Write out again only the lines between the one with "Transcribe this image's" and the end of the records below, both ends counted, and don't include the pictures.

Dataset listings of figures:
* * * * *

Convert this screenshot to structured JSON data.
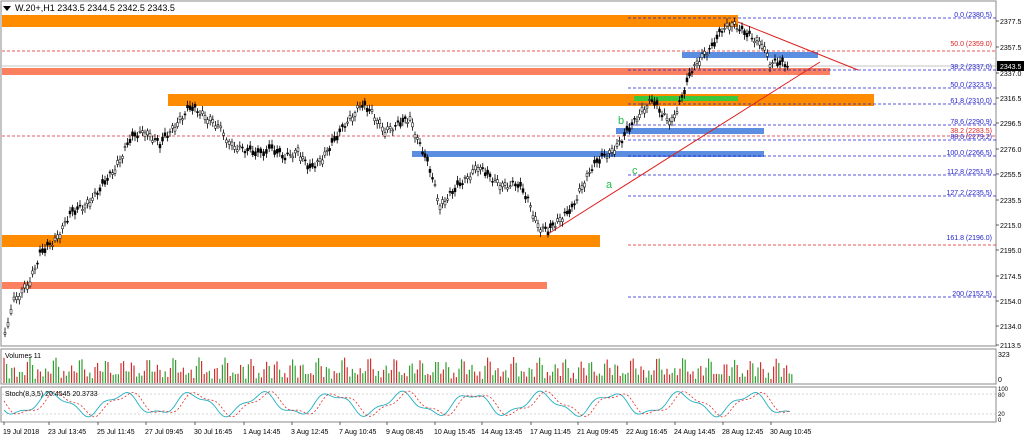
{
  "header": {
    "symbol_line": "W.20+,H1  2343.5 2344.5 2342.5 2343.5",
    "menu_icon": "dropdown-triangle-icon"
  },
  "price_axis": {
    "labels": [
      "2377.5",
      "2357.5",
      "2337.0",
      "2316.5",
      "2296.5",
      "2276.0",
      "2255.5",
      "2235.5",
      "2215.0",
      "2195.0",
      "2174.5",
      "2154.0",
      "2134.0",
      "2113.5"
    ],
    "current_price": "2343.5"
  },
  "fib_levels": [
    {
      "label": "0.0 (2380.5)",
      "color": "#1e1ecc"
    },
    {
      "label": "50.0 (2359.0)",
      "color": "#e02020"
    },
    {
      "label": "38.2 (2337.0)",
      "color": "#1e1ecc"
    },
    {
      "label": "50.0 (2323.5)",
      "color": "#1e1ecc"
    },
    {
      "label": "61.8 (2310.0)",
      "color": "#1e1ecc"
    },
    {
      "label": "78.6 (2290.9)",
      "color": "#1e1ecc"
    },
    {
      "label": "38.2 (2283.5)",
      "color": "#e02020"
    },
    {
      "label": "88.6 (2279.2)",
      "color": "#1e1ecc"
    },
    {
      "label": "100.0 (2266.5)",
      "color": "#1e1ecc"
    },
    {
      "label": "112.8 (2251.9)",
      "color": "#1e1ecc"
    },
    {
      "label": "127.2 (2235.5)",
      "color": "#1e1ecc"
    },
    {
      "label": "161.8 (2196.0)",
      "color": "#1e1ecc"
    },
    {
      "label": "200 (2152.5)",
      "color": "#1e1ecc"
    }
  ],
  "wave_labels": {
    "a": "a",
    "b": "b",
    "c": "c"
  },
  "volume": {
    "title": "Volumes 11",
    "max_label": "323",
    "zero_label": "0"
  },
  "stoch": {
    "title": "Stoch(8,3,5) 20.4545 20.3733",
    "levels": [
      "100",
      "80",
      "20",
      "0"
    ]
  },
  "time_axis": [
    "19 Jul 2018",
    "23 Jul 13:45",
    "25 Jul 11:45",
    "27 Jul 09:45",
    "30 Jul 16:45",
    "1 Aug 14:45",
    "3 Aug 12:45",
    "7 Aug 10:45",
    "9 Aug 08:45",
    "10 Aug 15:45",
    "14 Aug 13:45",
    "17 Aug 11:45",
    "21 Aug 09:45",
    "22 Aug 16:45",
    "24 Aug 14:45",
    "28 Aug 12:45",
    "30 Aug 10:45"
  ],
  "colors": {
    "orange_zone": "#ff8c00",
    "salmon_zone": "#fa8060",
    "blue_zone": "#5b8ee0",
    "green_zone": "#3cc83c",
    "trend": "#e02020",
    "bull": "#000000",
    "wave": "#22c04a"
  }
}
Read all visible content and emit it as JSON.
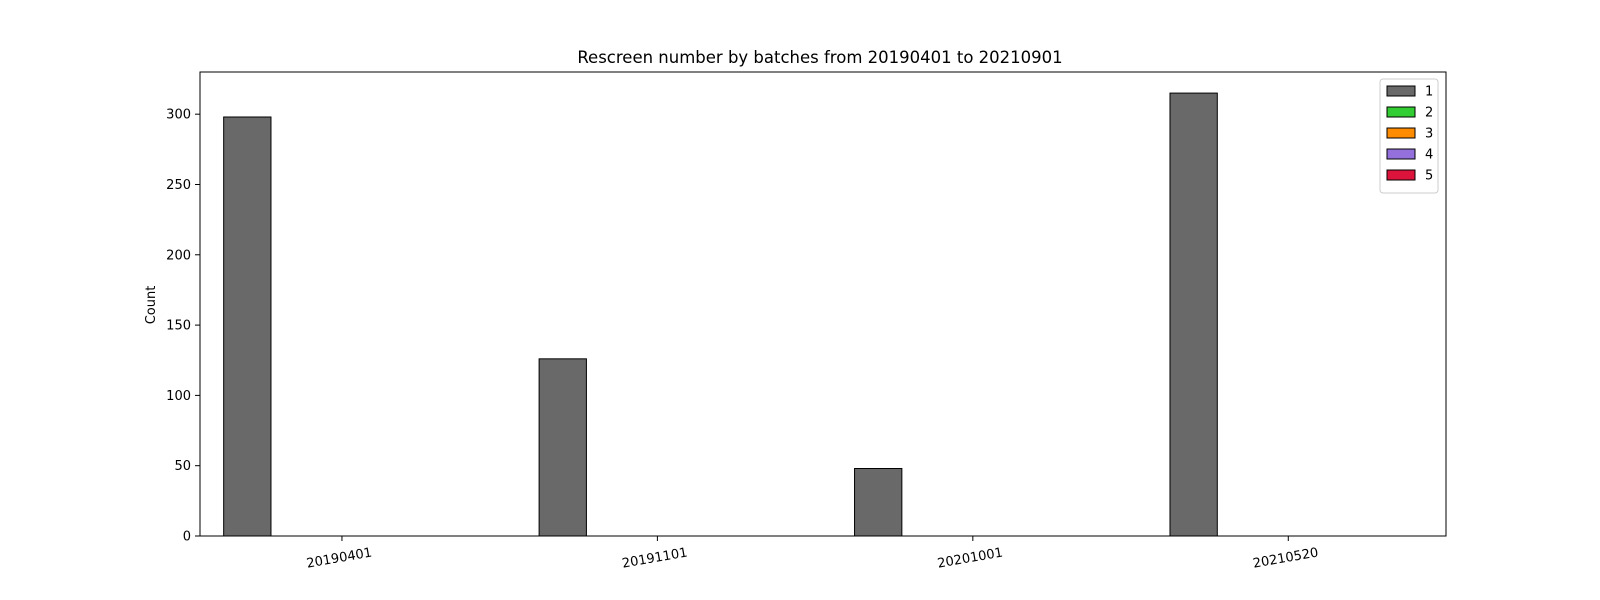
{
  "chart_data": {
    "type": "bar",
    "title": "Rescreen number  by batches from 20190401 to 20210901",
    "xlabel": "",
    "ylabel": "Count",
    "categories": [
      "20190401",
      "20191101",
      "20201001",
      "20210520"
    ],
    "ylim": [
      0,
      330
    ],
    "yticks": [
      0,
      50,
      100,
      150,
      200,
      250,
      300
    ],
    "grid": false,
    "legend_position": "top-right",
    "series": [
      {
        "name": "1",
        "color": "#696969",
        "values": [
          298,
          126,
          48,
          315
        ]
      },
      {
        "name": "2",
        "color": "#32cd32",
        "values": [
          0,
          0,
          0,
          0
        ]
      },
      {
        "name": "3",
        "color": "#ff8c00",
        "values": [
          0,
          0,
          0,
          0
        ]
      },
      {
        "name": "4",
        "color": "#9370db",
        "values": [
          0,
          0,
          0,
          0
        ]
      },
      {
        "name": "5",
        "color": "#dc143c",
        "values": [
          0,
          0,
          0,
          0
        ]
      }
    ]
  }
}
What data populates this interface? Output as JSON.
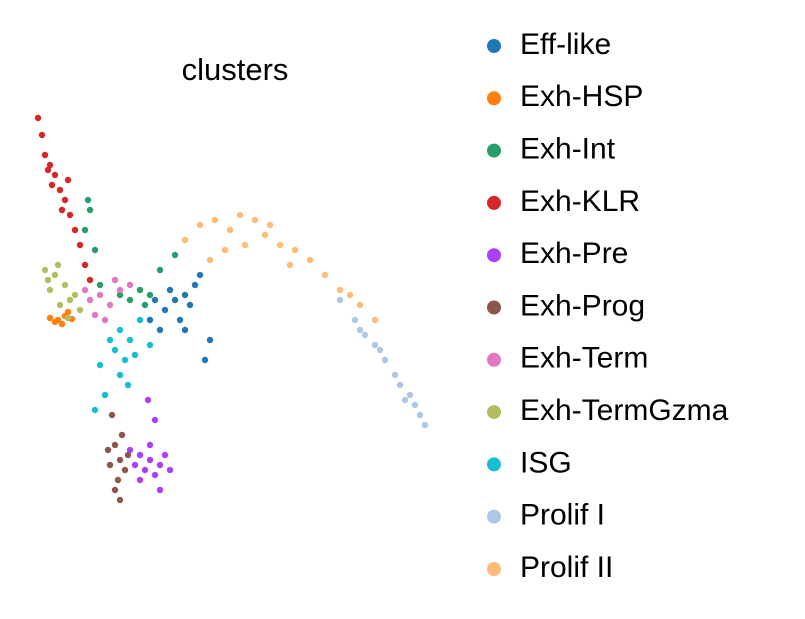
{
  "chart_data": {
    "type": "scatter",
    "title": "clusters",
    "xlim": [
      0,
      410
    ],
    "ylim": [
      0,
      400
    ],
    "series": [
      {
        "name": "Eff-like",
        "color": "#1f77b4",
        "x": [
          145,
          155,
          135,
          165,
          130,
          150,
          170,
          120,
          160,
          140,
          180,
          125,
          155,
          175
        ],
        "y": [
          210,
          215,
          200,
          225,
          180,
          190,
          235,
          190,
          205,
          220,
          170,
          210,
          180,
          150
        ]
      },
      {
        "name": "Exh-HSP",
        "color": "#ff7f0e",
        "x": [
          20,
          28,
          35,
          42,
          25,
          32,
          38
        ],
        "y": [
          192,
          190,
          194,
          191,
          188,
          186,
          198
        ]
      },
      {
        "name": "Exh-Int",
        "color": "#279e68",
        "x": [
          120,
          110,
          100,
          60,
          55,
          65,
          130,
          90,
          145,
          70,
          115,
          58
        ],
        "y": [
          215,
          220,
          210,
          300,
          280,
          260,
          240,
          215,
          255,
          225,
          205,
          310
        ]
      },
      {
        "name": "Exh-KLR",
        "color": "#d62728",
        "x": [
          8,
          12,
          15,
          20,
          25,
          30,
          22,
          35,
          40,
          45,
          32,
          50,
          55,
          60,
          38,
          18
        ],
        "y": [
          392,
          375,
          355,
          345,
          335,
          320,
          325,
          310,
          295,
          280,
          300,
          265,
          245,
          230,
          330,
          340
        ]
      },
      {
        "name": "Exh-Pre",
        "color": "#aa40fc",
        "x": [
          110,
          120,
          130,
          115,
          125,
          135,
          105,
          120,
          140,
          110,
          125,
          118,
          130,
          100
        ],
        "y": [
          55,
          50,
          45,
          40,
          35,
          55,
          45,
          65,
          40,
          30,
          90,
          110,
          20,
          60
        ]
      },
      {
        "name": "Exh-Prog",
        "color": "#8c564b",
        "x": [
          85,
          90,
          80,
          95,
          88,
          78,
          92,
          85,
          82,
          98,
          90
        ],
        "y": [
          65,
          50,
          45,
          40,
          30,
          60,
          75,
          20,
          95,
          55,
          10
        ]
      },
      {
        "name": "Exh-Term",
        "color": "#e377c2",
        "x": [
          60,
          70,
          80,
          65,
          90,
          75,
          100,
          55,
          85
        ],
        "y": [
          210,
          215,
          205,
          195,
          220,
          190,
          225,
          220,
          230
        ]
      },
      {
        "name": "Exh-TermGzma",
        "color": "#b5bd61",
        "x": [
          15,
          25,
          35,
          20,
          40,
          30,
          45,
          18,
          50,
          28,
          38
        ],
        "y": [
          240,
          235,
          225,
          220,
          210,
          205,
          215,
          230,
          200,
          245,
          192
        ]
      },
      {
        "name": "ISG",
        "color": "#17becf",
        "x": [
          90,
          100,
          85,
          95,
          105,
          80,
          90,
          70,
          65,
          110,
          120,
          98,
          75
        ],
        "y": [
          180,
          170,
          160,
          150,
          155,
          170,
          135,
          145,
          100,
          190,
          165,
          125,
          115
        ]
      },
      {
        "name": "Prolif I",
        "color": "#aec7e8",
        "x": [
          310,
          325,
          335,
          345,
          355,
          365,
          370,
          380,
          385,
          390,
          395,
          350,
          375,
          330
        ],
        "y": [
          210,
          190,
          175,
          165,
          150,
          135,
          125,
          115,
          105,
          95,
          85,
          160,
          110,
          180
        ]
      },
      {
        "name": "Prolif II",
        "color": "#ffbb78",
        "x": [
          155,
          170,
          185,
          200,
          210,
          225,
          235,
          250,
          265,
          280,
          295,
          310,
          330,
          345,
          215,
          195,
          240,
          180,
          260,
          320
        ],
        "y": [
          270,
          285,
          290,
          280,
          295,
          290,
          275,
          265,
          260,
          250,
          235,
          220,
          205,
          190,
          265,
          260,
          285,
          250,
          245,
          215
        ]
      }
    ]
  }
}
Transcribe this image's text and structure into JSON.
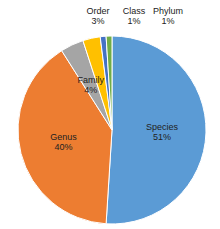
{
  "chart_data": {
    "type": "pie",
    "categories": [
      "Species",
      "Genus",
      "Family",
      "Order",
      "Class",
      "Phylum"
    ],
    "values": [
      51,
      40,
      4,
      3,
      1,
      1
    ],
    "value_labels": [
      "51%",
      "40%",
      "4%",
      "3%",
      "1%",
      "1%"
    ],
    "colors": [
      "#5b9bd5",
      "#ed7d31",
      "#a5a5a5",
      "#ffc000",
      "#4472c4",
      "#70ad47"
    ],
    "data_labels": true
  }
}
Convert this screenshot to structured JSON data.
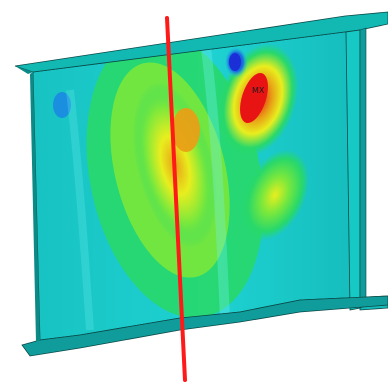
{
  "viewport": {
    "description_free": true,
    "max_marker_label": "MX",
    "colors": {
      "background": "#ffffff",
      "shell_base": "#15c8c0",
      "flange": "#0f9c9a",
      "blue": "#1a4fd6",
      "cyan": "#20d8d8",
      "green": "#28d86a",
      "lightgreen": "#7ae83c",
      "yellow": "#e8ee1e",
      "orange": "#e8a016",
      "red": "#e81414",
      "dark_red": "#b80f0f",
      "cut_line": "#ff1a1a",
      "edge": "#0a4a48"
    }
  }
}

* * * * *

Response:
Transcribe this image's text and structure into JSON.
{
  "chart_data": {
    "type": "pie",
    "categories": [
      "Species",
      "Genus",
      "Family",
      "Order",
      "Class",
      "Phylum"
    ],
    "values": [
      51,
      40,
      4,
      3,
      1,
      1
    ],
    "value_labels": [
      "51%",
      "40%",
      "4%",
      "3%",
      "1%",
      "1%"
    ],
    "colors": [
      "#5b9bd5",
      "#ed7d31",
      "#a5a5a5",
      "#ffc000",
      "#4472c4",
      "#70ad47"
    ],
    "data_labels": true
  }
}
Convert this screenshot to structured JSON data.
{
  "viewport": {
    "description_free": true,
    "max_marker_label": "MX",
    "colors": {
      "background": "#ffffff",
      "shell_base": "#15c8c0",
      "flange": "#0f9c9a",
      "blue": "#1a4fd6",
      "cyan": "#20d8d8",
      "green": "#28d86a",
      "lightgreen": "#7ae83c",
      "yellow": "#e8ee1e",
      "orange": "#e8a016",
      "red": "#e81414",
      "dark_red": "#b80f0f",
      "cut_line": "#ff1a1a",
      "edge": "#0a4a48"
    }
  }
}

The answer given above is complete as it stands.